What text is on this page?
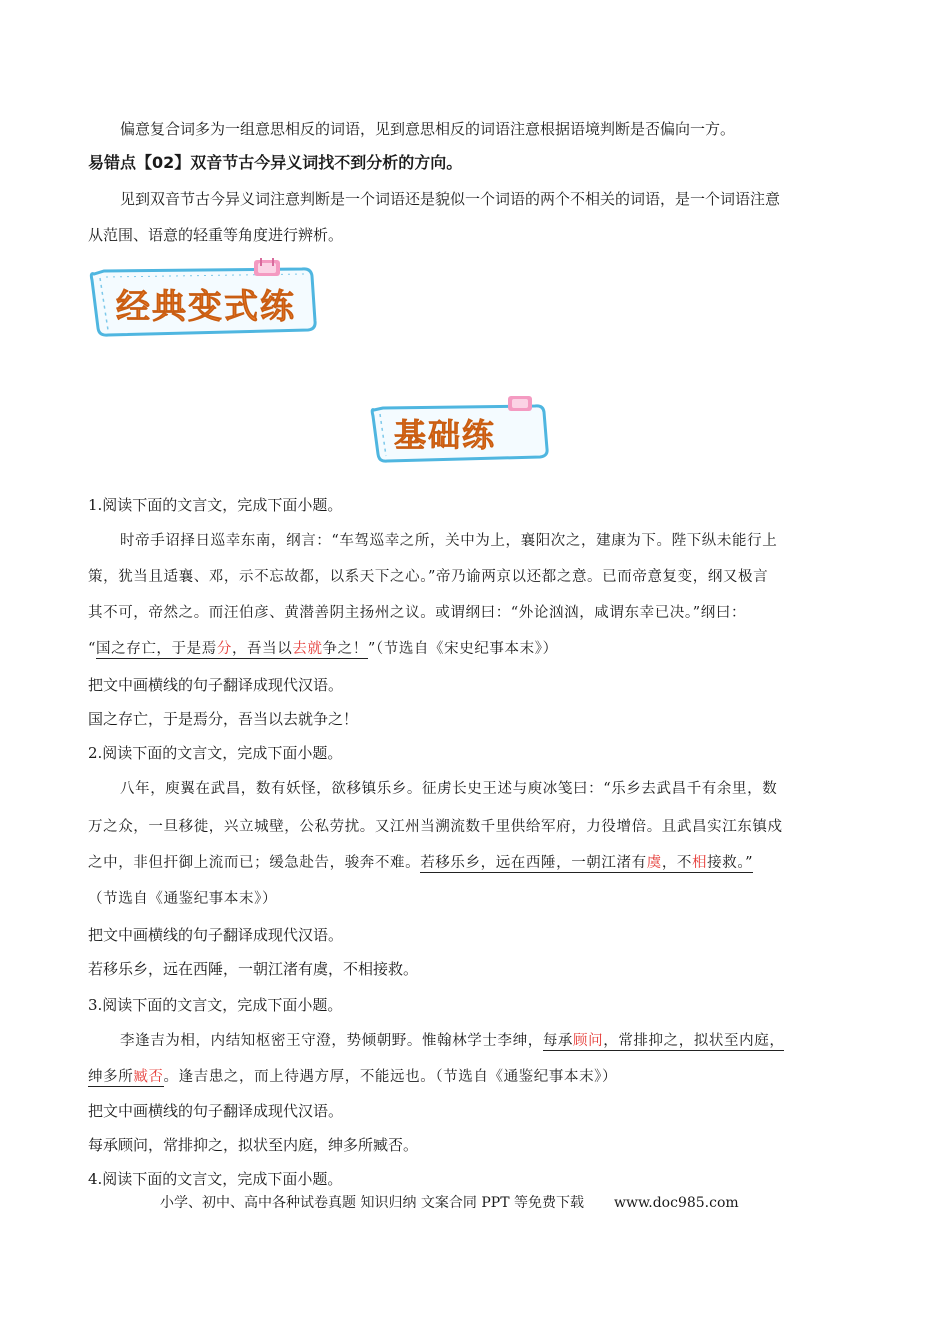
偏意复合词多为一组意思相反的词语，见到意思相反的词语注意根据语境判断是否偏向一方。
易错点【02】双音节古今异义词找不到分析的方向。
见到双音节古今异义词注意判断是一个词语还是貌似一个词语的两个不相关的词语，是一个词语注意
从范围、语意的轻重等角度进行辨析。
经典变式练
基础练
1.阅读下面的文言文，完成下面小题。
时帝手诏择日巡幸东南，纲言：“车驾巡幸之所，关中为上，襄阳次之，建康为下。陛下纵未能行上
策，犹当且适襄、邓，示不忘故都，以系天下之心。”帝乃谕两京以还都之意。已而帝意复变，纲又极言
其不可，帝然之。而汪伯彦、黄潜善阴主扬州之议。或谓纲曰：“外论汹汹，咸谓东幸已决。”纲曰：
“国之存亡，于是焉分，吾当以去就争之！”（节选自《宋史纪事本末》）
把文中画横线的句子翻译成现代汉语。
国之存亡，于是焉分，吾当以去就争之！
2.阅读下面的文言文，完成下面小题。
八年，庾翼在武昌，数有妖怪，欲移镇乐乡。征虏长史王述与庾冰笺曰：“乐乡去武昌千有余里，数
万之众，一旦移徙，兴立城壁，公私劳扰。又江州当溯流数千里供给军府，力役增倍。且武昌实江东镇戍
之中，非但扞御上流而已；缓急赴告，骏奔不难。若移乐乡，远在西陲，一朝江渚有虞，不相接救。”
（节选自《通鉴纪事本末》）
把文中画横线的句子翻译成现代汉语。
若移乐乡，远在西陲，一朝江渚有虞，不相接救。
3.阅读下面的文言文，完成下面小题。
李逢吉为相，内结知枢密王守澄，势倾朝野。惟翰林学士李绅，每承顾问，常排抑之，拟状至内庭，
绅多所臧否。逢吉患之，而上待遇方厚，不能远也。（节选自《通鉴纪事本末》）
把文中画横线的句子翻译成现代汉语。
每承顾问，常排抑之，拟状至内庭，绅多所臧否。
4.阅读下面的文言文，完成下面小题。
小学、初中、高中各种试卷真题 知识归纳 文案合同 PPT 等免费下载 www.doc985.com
————————
▸ **Prompt**
Please transcribe the material above exactly as written. Leave the pictures out.

▸ **Exercise result**
What text is on this page?
偏意复合词多为一组意思相反的词语，见到意思相反的词语注意根据语境判断是否偏向一方。
易错点【02】双音节古今异义词找不到分析的方向。
见到双音节古今异义词注意判断是一个词语还是貌似一个词语的两个不相关的词语，是一个词语注意
从范围、语意的轻重等角度进行辨析。
经典变式练
基础练
1.阅读下面的文言文，完成下面小题。
时帝手诏择日巡幸东南，纲言：“车驾巡幸之所，关中为上，襄阳次之，建康为下。陛下纵未能行上
策，犹当且适襄、邓，示不忘故都，以系天下之心。”帝乃谕两京以还都之意。已而帝意复变，纲又极言
其不可，帝然之。而汪伯彦、黄潜善阴主扬州之议。或谓纲曰：“外论汹汹，咸谓东幸已决。”纲曰：
“国之存亡，于是焉分，吾当以去就争之！”（节选自《宋史纪事本末》）
把文中画横线的句子翻译成现代汉语。
国之存亡，于是焉分，吾当以去就争之！
2.阅读下面的文言文，完成下面小题。
八年，庾翼在武昌，数有妖怪，欲移镇乐乡。征虏长史王述与庾冰笺曰：“乐乡去武昌千有余里，数
万之众，一旦移徙，兴立城壁，公私劳扰。又江州当溯流数千里供给军府，力役增倍。且武昌实江东镇戍
之中，非但扞御上流而已；缓急赴告，骏奔不难。若移乐乡，远在西陲，一朝江渚有虞，不相接救。”
（节选自《通鉴纪事本末》）
把文中画横线的句子翻译成现代汉语。
若移乐乡，远在西陲，一朝江渚有虞，不相接救。
3.阅读下面的文言文，完成下面小题。
李逢吉为相，内结知枢密王守澄，势倾朝野。惟翰林学士李绅，每承顾问，常排抑之，拟状至内庭，
绅多所臧否。逢吉患之，而上待遇方厚，不能远也。（节选自《通鉴纪事本末》）
把文中画横线的句子翻译成现代汉语。
每承顾问，常排抑之，拟状至内庭，绅多所臧否。
4.阅读下面的文言文，完成下面小题。
小学、初中、高中各种试卷真题 知识归纳 文案合同 PPT 等免费下载 www.doc985.com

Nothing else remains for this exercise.